Write the data out again exactly, with no pictures.
— start Data rows —
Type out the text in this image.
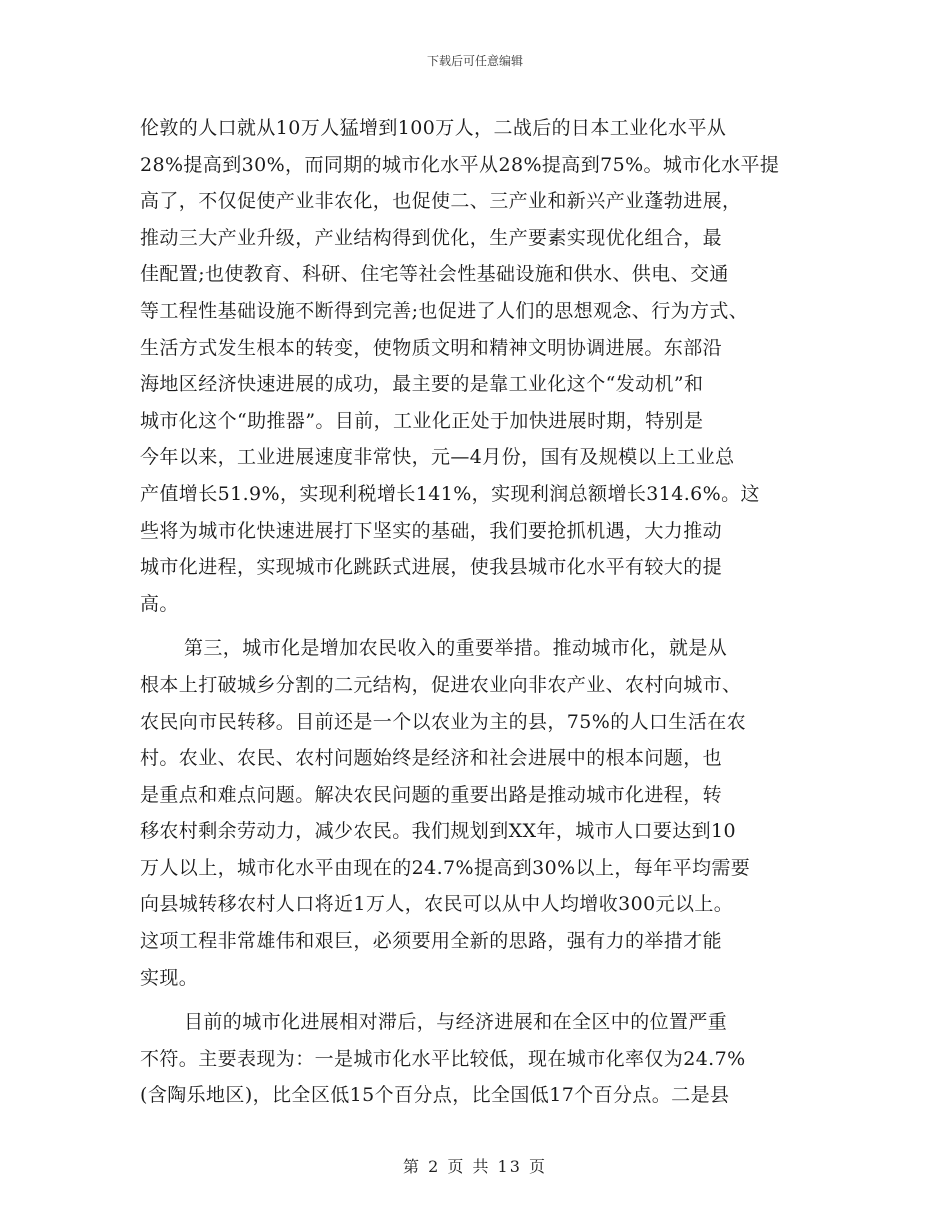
下载后可任意编辑
伦敦的人口就从10万人猛增到100万人，二战后的日本工业化水平从
28%提高到30%，而同期的城市化水平从28%提高到75%。城市化水平提
高了，不仅促使产业非农化，也促使二、三产业和新兴产业蓬勃进展，
推动三大产业升级，产业结构得到优化，生产要素实现优化组合，最
佳配置;也使教育、科研、住宅等社会性基础设施和供水、供电、交通
等工程性基础设施不断得到完善;也促进了人们的思想观念、行为方式、
生活方式发生根本的转变，使物质文明和精神文明协调进展。东部沿
海地区经济快速进展的成功，最主要的是靠工业化这个“发动机”和
城市化这个“助推器”。目前，工业化正处于加快进展时期，特别是
今年以来，工业进展速度非常快，元—4月份，国有及规模以上工业总
产值增长51.9%，实现利税增长141%，实现利润总额增长314.6%。这
些将为城市化快速进展打下坚实的基础，我们要抢抓机遇，大力推动
城市化进程，实现城市化跳跃式进展，使我县城市化水平有较大的提
高。
第三，城市化是增加农民收入的重要举措。推动城市化，就是从
根本上打破城乡分割的二元结构，促进农业向非农产业、农村向城市、
农民向市民转移。目前还是一个以农业为主的县，75%的人口生活在农
村。农业、农民、农村问题始终是经济和社会进展中的根本问题，也
是重点和难点问题。解决农民问题的重要出路是推动城市化进程，转
移农村剩余劳动力，减少农民。我们规划到XX年，城市人口要达到10
万人以上，城市化水平由现在的24.7%提高到30%以上，每年平均需要
向县城转移农村人口将近1万人，农民可以从中人均增收300元以上。
这项工程非常雄伟和艰巨，必须要用全新的思路，强有力的举措才能
实现。
目前的城市化进展相对滞后，与经济进展和在全区中的位置严重
不符。主要表现为：一是城市化水平比较低，现在城市化率仅为24.7%
(含陶乐地区)，比全区低15个百分点，比全国低17个百分点。二是县
第 2 页 共 13 页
— end Data rows —
# [Response to the task]
Type out the text in this image.
下载后可任意编辑
伦敦的人口就从10万人猛增到100万人，二战后的日本工业化水平从
28%提高到30%，而同期的城市化水平从28%提高到75%。城市化水平提
高了，不仅促使产业非农化，也促使二、三产业和新兴产业蓬勃进展，
推动三大产业升级，产业结构得到优化，生产要素实现优化组合，最
佳配置;也使教育、科研、住宅等社会性基础设施和供水、供电、交通
等工程性基础设施不断得到完善;也促进了人们的思想观念、行为方式、
生活方式发生根本的转变，使物质文明和精神文明协调进展。东部沿
海地区经济快速进展的成功，最主要的是靠工业化这个“发动机”和
城市化这个“助推器”。目前，工业化正处于加快进展时期，特别是
今年以来，工业进展速度非常快，元—4月份，国有及规模以上工业总
产值增长51.9%，实现利税增长141%，实现利润总额增长314.6%。这
些将为城市化快速进展打下坚实的基础，我们要抢抓机遇，大力推动
城市化进程，实现城市化跳跃式进展，使我县城市化水平有较大的提
高。
第三，城市化是增加农民收入的重要举措。推动城市化，就是从
根本上打破城乡分割的二元结构，促进农业向非农产业、农村向城市、
农民向市民转移。目前还是一个以农业为主的县，75%的人口生活在农
村。农业、农民、农村问题始终是经济和社会进展中的根本问题，也
是重点和难点问题。解决农民问题的重要出路是推动城市化进程，转
移农村剩余劳动力，减少农民。我们规划到XX年，城市人口要达到10
万人以上，城市化水平由现在的24.7%提高到30%以上，每年平均需要
向县城转移农村人口将近1万人，农民可以从中人均增收300元以上。
这项工程非常雄伟和艰巨，必须要用全新的思路，强有力的举措才能
实现。
目前的城市化进展相对滞后，与经济进展和在全区中的位置严重
不符。主要表现为：一是城市化水平比较低，现在城市化率仅为24.7%
(含陶乐地区)，比全区低15个百分点，比全国低17个百分点。二是县
第 2 页 共 13 页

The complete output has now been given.